=== Objective ===
Search the listing for the string "DOWNTREND" and copy every line that contains it.

=== Dataset records ===
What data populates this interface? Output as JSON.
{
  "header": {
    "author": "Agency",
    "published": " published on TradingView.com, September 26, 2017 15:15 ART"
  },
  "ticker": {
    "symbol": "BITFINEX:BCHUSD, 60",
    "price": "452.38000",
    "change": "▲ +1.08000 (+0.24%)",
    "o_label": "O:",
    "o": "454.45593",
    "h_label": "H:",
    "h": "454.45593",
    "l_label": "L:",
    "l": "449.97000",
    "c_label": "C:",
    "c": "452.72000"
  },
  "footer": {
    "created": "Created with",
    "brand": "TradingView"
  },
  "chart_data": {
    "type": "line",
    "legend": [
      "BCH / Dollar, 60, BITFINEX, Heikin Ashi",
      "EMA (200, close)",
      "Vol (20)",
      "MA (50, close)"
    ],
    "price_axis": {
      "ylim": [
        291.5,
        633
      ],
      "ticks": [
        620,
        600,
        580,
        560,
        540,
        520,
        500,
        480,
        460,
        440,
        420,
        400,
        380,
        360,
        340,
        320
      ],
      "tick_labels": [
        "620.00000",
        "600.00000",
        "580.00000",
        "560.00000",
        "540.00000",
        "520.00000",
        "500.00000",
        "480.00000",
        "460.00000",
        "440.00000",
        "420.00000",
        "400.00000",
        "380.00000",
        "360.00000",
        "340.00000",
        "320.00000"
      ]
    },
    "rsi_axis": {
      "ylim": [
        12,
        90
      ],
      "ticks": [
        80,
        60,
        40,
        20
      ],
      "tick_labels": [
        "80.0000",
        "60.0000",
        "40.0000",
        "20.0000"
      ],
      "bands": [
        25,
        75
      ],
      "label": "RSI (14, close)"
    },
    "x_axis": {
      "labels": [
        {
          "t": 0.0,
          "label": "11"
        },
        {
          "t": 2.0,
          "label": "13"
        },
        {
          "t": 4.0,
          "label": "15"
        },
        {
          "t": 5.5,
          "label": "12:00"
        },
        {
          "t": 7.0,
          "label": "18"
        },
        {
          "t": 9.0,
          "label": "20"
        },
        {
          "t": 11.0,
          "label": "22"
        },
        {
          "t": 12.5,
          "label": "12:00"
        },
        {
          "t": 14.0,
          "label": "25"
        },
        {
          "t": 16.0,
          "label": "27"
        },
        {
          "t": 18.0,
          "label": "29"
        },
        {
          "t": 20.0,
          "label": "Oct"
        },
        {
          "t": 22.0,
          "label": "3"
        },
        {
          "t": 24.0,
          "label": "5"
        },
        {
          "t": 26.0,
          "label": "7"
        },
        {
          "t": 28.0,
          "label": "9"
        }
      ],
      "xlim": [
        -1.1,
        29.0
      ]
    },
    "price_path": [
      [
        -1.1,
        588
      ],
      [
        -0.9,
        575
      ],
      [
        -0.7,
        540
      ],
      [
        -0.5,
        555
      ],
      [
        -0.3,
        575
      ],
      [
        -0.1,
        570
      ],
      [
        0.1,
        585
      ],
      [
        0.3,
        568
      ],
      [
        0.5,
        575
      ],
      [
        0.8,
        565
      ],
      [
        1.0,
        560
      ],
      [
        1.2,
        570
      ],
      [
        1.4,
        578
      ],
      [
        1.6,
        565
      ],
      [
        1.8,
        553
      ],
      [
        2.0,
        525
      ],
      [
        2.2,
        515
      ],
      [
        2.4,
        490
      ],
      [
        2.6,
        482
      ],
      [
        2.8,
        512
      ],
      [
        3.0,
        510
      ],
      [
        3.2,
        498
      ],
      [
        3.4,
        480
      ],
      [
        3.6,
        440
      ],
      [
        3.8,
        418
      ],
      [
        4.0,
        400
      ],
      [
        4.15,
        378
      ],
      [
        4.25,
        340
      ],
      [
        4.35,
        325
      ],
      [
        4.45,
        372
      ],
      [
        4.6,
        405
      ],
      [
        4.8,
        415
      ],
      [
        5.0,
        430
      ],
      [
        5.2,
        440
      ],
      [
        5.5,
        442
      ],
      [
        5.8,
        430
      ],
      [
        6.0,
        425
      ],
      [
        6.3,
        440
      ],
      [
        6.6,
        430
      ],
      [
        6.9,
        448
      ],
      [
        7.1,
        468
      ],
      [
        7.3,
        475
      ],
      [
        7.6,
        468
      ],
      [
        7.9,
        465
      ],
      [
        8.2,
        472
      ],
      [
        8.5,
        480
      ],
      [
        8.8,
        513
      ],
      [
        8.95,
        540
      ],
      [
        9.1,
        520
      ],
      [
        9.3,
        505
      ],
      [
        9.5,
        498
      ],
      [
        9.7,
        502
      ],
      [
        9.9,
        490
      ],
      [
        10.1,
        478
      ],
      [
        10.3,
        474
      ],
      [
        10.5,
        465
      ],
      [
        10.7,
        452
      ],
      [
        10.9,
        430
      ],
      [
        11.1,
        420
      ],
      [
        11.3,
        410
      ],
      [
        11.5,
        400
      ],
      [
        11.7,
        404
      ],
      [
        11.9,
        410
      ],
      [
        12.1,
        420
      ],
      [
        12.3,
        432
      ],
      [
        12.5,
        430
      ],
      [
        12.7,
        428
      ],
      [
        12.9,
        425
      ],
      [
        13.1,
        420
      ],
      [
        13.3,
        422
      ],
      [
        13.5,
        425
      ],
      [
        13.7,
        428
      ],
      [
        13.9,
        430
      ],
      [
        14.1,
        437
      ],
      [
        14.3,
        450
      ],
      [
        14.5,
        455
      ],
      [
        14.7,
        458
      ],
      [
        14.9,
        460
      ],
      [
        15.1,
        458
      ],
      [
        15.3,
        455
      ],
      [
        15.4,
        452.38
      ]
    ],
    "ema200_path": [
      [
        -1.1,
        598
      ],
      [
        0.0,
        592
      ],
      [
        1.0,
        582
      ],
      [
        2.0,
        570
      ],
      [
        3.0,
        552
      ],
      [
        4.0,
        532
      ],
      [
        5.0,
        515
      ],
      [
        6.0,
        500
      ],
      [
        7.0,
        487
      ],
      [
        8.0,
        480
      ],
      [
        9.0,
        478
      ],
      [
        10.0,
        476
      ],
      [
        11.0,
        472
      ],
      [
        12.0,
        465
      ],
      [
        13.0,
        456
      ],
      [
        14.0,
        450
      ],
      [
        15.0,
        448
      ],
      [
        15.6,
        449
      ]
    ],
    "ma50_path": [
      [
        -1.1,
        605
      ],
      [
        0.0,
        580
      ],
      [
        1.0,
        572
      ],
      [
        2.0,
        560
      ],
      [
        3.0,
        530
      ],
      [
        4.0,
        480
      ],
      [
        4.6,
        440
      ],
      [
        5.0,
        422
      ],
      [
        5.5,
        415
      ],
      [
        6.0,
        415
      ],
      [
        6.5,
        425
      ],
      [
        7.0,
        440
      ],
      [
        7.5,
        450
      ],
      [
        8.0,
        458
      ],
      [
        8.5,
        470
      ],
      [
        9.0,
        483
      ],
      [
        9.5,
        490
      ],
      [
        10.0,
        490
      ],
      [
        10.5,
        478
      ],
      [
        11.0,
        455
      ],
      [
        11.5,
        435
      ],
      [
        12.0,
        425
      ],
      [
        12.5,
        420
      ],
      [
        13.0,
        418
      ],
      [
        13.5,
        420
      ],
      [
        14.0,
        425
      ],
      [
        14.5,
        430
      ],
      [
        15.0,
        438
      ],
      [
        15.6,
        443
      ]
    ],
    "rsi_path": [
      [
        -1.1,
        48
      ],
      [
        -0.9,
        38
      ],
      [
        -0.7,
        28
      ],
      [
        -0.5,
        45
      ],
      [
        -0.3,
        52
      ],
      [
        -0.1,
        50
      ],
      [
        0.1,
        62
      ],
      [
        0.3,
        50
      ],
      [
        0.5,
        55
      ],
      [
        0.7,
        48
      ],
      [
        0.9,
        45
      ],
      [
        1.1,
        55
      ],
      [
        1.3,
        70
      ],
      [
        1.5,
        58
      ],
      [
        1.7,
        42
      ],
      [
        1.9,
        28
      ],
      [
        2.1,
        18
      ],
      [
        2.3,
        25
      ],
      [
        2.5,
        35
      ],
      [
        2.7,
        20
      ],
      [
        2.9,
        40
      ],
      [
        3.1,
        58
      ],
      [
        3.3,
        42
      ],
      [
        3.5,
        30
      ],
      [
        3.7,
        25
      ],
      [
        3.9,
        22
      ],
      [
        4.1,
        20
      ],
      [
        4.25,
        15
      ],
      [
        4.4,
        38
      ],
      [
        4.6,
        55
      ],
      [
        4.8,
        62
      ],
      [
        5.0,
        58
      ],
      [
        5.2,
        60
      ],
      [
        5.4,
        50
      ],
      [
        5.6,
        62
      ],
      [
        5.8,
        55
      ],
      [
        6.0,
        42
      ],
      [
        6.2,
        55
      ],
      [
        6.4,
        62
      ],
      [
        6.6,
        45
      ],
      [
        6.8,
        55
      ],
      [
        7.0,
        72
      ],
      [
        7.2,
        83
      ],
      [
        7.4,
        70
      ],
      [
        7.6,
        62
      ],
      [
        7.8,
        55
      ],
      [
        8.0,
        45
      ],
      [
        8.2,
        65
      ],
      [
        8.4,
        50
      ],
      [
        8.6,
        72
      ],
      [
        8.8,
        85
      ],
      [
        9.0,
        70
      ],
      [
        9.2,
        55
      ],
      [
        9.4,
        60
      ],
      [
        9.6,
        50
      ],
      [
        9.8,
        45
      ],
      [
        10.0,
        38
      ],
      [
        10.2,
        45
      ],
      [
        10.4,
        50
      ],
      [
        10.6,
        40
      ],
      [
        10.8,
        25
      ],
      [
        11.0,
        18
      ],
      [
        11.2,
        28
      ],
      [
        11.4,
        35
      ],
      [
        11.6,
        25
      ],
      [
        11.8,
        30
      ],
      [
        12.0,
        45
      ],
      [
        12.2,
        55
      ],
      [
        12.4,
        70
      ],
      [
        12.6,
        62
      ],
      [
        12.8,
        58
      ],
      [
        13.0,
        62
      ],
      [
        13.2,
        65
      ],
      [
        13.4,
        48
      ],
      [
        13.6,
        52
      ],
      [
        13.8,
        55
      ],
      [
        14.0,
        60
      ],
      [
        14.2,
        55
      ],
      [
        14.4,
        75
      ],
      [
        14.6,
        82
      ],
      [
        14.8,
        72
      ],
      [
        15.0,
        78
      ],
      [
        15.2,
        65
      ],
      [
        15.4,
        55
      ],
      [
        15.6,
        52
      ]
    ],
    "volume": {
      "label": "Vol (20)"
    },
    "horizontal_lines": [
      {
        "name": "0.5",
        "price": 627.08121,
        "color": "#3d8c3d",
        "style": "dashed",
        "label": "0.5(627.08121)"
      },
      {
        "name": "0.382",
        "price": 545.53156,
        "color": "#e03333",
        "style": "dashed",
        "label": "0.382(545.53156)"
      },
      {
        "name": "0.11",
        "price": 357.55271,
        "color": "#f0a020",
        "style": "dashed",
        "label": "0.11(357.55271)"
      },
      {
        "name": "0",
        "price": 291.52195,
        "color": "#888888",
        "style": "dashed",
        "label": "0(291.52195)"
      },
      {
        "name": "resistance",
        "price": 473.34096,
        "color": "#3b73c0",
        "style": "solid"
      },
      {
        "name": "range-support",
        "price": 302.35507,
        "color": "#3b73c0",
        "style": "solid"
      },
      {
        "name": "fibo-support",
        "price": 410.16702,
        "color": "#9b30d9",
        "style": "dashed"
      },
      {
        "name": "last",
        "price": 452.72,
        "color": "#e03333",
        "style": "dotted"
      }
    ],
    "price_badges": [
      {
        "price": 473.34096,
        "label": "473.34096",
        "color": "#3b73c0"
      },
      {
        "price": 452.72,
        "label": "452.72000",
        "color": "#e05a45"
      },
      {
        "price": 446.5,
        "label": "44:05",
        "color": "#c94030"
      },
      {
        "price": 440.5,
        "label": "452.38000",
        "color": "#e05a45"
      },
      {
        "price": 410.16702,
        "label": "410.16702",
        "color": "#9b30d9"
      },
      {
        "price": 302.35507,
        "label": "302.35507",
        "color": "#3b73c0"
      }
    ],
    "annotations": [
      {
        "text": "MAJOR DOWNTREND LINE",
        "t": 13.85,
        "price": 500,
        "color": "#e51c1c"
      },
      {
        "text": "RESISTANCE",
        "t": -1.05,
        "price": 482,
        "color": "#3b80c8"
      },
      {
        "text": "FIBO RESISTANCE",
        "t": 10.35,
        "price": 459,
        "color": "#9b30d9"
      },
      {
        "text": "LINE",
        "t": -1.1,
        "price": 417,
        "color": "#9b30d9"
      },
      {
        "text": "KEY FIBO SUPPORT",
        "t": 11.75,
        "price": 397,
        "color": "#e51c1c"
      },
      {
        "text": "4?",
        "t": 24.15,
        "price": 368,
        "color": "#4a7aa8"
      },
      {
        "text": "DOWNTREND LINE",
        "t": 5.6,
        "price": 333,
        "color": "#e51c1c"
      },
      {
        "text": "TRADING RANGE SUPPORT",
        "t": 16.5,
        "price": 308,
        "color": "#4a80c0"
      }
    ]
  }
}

=== Response ===
        "text": "MAJOR DOWNTREND LINE",
        "text": "DOWNTREND LINE",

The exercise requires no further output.